-- WHAT THIS TASK INVOLVES --
Extract each line of the data and write it out again exactly.

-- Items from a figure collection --
------------------------------------

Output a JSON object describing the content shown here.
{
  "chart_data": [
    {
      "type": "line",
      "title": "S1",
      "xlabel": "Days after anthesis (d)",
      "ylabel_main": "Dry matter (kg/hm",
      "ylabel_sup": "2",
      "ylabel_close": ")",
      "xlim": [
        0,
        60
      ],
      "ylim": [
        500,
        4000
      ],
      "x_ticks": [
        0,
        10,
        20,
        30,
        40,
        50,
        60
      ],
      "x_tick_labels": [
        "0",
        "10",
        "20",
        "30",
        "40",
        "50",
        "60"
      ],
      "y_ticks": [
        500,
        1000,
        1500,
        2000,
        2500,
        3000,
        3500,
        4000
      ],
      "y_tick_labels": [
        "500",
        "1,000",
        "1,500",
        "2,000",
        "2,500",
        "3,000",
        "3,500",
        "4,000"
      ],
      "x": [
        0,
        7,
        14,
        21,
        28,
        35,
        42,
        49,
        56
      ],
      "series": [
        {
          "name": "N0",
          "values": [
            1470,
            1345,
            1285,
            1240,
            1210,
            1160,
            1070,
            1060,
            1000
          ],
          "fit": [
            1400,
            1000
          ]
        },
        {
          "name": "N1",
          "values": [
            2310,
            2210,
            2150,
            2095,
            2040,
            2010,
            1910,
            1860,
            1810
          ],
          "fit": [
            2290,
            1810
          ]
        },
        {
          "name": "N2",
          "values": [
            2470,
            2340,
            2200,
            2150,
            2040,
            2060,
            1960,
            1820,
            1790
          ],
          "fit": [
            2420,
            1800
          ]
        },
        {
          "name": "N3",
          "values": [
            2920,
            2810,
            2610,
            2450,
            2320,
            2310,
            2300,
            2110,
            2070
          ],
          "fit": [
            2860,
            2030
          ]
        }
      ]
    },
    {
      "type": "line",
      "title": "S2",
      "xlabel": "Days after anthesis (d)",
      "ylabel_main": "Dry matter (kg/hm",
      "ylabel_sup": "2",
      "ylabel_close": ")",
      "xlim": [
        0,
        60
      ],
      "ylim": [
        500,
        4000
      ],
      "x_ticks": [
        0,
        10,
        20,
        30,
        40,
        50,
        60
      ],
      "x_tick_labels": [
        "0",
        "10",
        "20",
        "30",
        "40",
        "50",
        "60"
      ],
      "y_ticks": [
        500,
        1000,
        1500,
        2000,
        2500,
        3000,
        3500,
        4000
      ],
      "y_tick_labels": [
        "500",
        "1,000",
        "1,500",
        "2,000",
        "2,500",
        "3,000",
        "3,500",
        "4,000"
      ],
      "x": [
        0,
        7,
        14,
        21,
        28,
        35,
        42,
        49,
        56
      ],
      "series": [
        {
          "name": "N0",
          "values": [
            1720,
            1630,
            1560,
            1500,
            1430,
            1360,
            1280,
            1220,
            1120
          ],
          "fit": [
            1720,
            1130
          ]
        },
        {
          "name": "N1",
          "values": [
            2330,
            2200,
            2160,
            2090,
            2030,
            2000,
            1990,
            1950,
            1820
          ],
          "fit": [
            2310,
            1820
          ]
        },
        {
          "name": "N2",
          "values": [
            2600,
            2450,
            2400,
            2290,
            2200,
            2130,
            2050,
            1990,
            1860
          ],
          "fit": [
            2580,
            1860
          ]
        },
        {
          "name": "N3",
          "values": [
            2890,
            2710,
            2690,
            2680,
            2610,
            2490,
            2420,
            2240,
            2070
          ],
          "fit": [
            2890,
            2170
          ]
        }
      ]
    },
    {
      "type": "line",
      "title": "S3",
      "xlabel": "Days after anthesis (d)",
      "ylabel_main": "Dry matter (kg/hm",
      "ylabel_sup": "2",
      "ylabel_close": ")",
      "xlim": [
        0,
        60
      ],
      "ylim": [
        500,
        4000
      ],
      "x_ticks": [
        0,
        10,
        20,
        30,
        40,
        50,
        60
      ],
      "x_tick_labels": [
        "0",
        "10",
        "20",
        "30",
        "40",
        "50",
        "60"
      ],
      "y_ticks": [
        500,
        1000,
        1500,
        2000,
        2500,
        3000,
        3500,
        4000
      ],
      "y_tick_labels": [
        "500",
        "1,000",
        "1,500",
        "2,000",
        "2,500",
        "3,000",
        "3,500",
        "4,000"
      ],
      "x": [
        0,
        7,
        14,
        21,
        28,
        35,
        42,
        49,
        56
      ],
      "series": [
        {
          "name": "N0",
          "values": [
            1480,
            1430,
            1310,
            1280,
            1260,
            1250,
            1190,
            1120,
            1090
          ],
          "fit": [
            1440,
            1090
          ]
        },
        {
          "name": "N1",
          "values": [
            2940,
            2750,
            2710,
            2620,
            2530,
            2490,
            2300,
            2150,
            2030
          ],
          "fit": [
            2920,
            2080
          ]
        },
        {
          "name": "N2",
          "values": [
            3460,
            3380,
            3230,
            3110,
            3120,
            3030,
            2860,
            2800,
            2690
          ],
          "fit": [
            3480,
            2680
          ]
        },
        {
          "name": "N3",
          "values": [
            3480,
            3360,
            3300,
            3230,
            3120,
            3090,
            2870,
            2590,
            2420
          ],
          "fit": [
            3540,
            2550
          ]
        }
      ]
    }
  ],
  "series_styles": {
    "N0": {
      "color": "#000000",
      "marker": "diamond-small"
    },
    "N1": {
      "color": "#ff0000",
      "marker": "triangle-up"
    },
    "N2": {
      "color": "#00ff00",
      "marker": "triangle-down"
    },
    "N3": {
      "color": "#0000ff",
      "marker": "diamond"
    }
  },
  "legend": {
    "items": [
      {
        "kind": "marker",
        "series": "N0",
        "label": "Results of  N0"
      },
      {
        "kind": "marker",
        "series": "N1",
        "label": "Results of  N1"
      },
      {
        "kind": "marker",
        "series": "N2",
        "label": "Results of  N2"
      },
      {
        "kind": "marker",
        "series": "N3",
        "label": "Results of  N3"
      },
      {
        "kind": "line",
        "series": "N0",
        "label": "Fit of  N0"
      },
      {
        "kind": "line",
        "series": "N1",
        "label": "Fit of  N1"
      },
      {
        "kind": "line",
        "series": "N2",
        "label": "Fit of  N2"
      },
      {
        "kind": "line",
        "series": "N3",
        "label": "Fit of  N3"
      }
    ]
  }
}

------------------------------------

-- THE REPLY --
Output a JSON object describing the content shown here.
{
  "chart_data": [
    {
      "type": "line",
      "title": "S1",
      "xlabel": "Days after anthesis (d)",
      "ylabel_main": "Dry matter (kg/hm",
      "ylabel_sup": "2",
      "ylabel_close": ")",
      "xlim": [
        0,
        60
      ],
      "ylim": [
        500,
        4000
      ],
      "x_ticks": [
        0,
        10,
        20,
        30,
        40,
        50,
        60
      ],
      "x_tick_labels": [
        "0",
        "10",
        "20",
        "30",
        "40",
        "50",
        "60"
      ],
      "y_ticks": [
        500,
        1000,
        1500,
        2000,
        2500,
        3000,
        3500,
        4000
      ],
      "y_tick_labels": [
        "500",
        "1,000",
        "1,500",
        "2,000",
        "2,500",
        "3,000",
        "3,500",
        "4,000"
      ],
      "x": [
        0,
        7,
        14,
        21,
        28,
        35,
        42,
        49,
        56
      ],
      "series": [
        {
          "name": "N0",
          "values": [
            1470,
            1345,
            1285,
            1240,
            1210,
            1160,
            1070,
            1060,
            1000
          ],
          "fit": [
            1400,
            1000
          ]
        },
        {
          "name": "N1",
          "values": [
            2310,
            2210,
            2150,
            2095,
            2040,
            2010,
            1910,
            1860,
            1810
          ],
          "fit": [
            2290,
            1810
          ]
        },
        {
          "name": "N2",
          "values": [
            2470,
            2340,
            2200,
            2150,
            2040,
            2060,
            1960,
            1820,
            1790
          ],
          "fit": [
            2420,
            1800
          ]
        },
        {
          "name": "N3",
          "values": [
            2920,
            2810,
            2610,
            2450,
            2320,
            2310,
            2300,
            2110,
            2070
          ],
          "fit": [
            2860,
            2030
          ]
        }
      ]
    },
    {
      "type": "line",
      "title": "S2",
      "xlabel": "Days after anthesis (d)",
      "ylabel_main": "Dry matter (kg/hm",
      "ylabel_sup": "2",
      "ylabel_close": ")",
      "xlim": [
        0,
        60
      ],
      "ylim": [
        500,
        4000
      ],
      "x_ticks": [
        0,
        10,
        20,
        30,
        40,
        50,
        60
      ],
      "x_tick_labels": [
        "0",
        "10",
        "20",
        "30",
        "40",
        "50",
        "60"
      ],
      "y_ticks": [
        500,
        1000,
        1500,
        2000,
        2500,
        3000,
        3500,
        4000
      ],
      "y_tick_labels": [
        "500",
        "1,000",
        "1,500",
        "2,000",
        "2,500",
        "3,000",
        "3,500",
        "4,000"
      ],
      "x": [
        0,
        7,
        14,
        21,
        28,
        35,
        42,
        49,
        56
      ],
      "series": [
        {
          "name": "N0",
          "values": [
            1720,
            1630,
            1560,
            1500,
            1430,
            1360,
            1280,
            1220,
            1120
          ],
          "fit": [
            1720,
            1130
          ]
        },
        {
          "name": "N1",
          "values": [
            2330,
            2200,
            2160,
            2090,
            2030,
            2000,
            1990,
            1950,
            1820
          ],
          "fit": [
            2310,
            1820
          ]
        },
        {
          "name": "N2",
          "values": [
            2600,
            2450,
            2400,
            2290,
            2200,
            2130,
            2050,
            1990,
            1860
          ],
          "fit": [
            2580,
            1860
          ]
        },
        {
          "name": "N3",
          "values": [
            2890,
            2710,
            2690,
            2680,
            2610,
            2490,
            2420,
            2240,
            2070
          ],
          "fit": [
            2890,
            2170
          ]
        }
      ]
    },
    {
      "type": "line",
      "title": "S3",
      "xlabel": "Days after anthesis (d)",
      "ylabel_main": "Dry matter (kg/hm",
      "ylabel_sup": "2",
      "ylabel_close": ")",
      "xlim": [
        0,
        60
      ],
      "ylim": [
        500,
        4000
      ],
      "x_ticks": [
        0,
        10,
        20,
        30,
        40,
        50,
        60
      ],
      "x_tick_labels": [
        "0",
        "10",
        "20",
        "30",
        "40",
        "50",
        "60"
      ],
      "y_ticks": [
        500,
        1000,
        1500,
        2000,
        2500,
        3000,
        3500,
        4000
      ],
      "y_tick_labels": [
        "500",
        "1,000",
        "1,500",
        "2,000",
        "2,500",
        "3,000",
        "3,500",
        "4,000"
      ],
      "x": [
        0,
        7,
        14,
        21,
        28,
        35,
        42,
        49,
        56
      ],
      "series": [
        {
          "name": "N0",
          "values": [
            1480,
            1430,
            1310,
            1280,
            1260,
            1250,
            1190,
            1120,
            1090
          ],
          "fit": [
            1440,
            1090
          ]
        },
        {
          "name": "N1",
          "values": [
            2940,
            2750,
            2710,
            2620,
            2530,
            2490,
            2300,
            2150,
            2030
          ],
          "fit": [
            2920,
            2080
          ]
        },
        {
          "name": "N2",
          "values": [
            3460,
            3380,
            3230,
            3110,
            3120,
            3030,
            2860,
            2800,
            2690
          ],
          "fit": [
            3480,
            2680
          ]
        },
        {
          "name": "N3",
          "values": [
            3480,
            3360,
            3300,
            3230,
            3120,
            3090,
            2870,
            2590,
            2420
          ],
          "fit": [
            3540,
            2550
          ]
        }
      ]
    }
  ],
  "series_styles": {
    "N0": {
      "color": "#000000",
      "marker": "diamond-small"
    },
    "N1": {
      "color": "#ff0000",
      "marker": "triangle-up"
    },
    "N2": {
      "color": "#00ff00",
      "marker": "triangle-down"
    },
    "N3": {
      "color": "#0000ff",
      "marker": "diamond"
    }
  },
  "legend": {
    "items": [
      {
        "kind": "marker",
        "series": "N0",
        "label": "Results of  N0"
      },
      {
        "kind": "marker",
        "series": "N1",
        "label": "Results of  N1"
      },
      {
        "kind": "marker",
        "series": "N2",
        "label": "Results of  N2"
      },
      {
        "kind": "marker",
        "series": "N3",
        "label": "Results of  N3"
      },
      {
        "kind": "line",
        "series": "N0",
        "label": "Fit of  N0"
      },
      {
        "kind": "line",
        "series": "N1",
        "label": "Fit of  N1"
      },
      {
        "kind": "line",
        "series": "N2",
        "label": "Fit of  N2"
      },
      {
        "kind": "line",
        "series": "N3",
        "label": "Fit of  N3"
      }
    ]
  }
}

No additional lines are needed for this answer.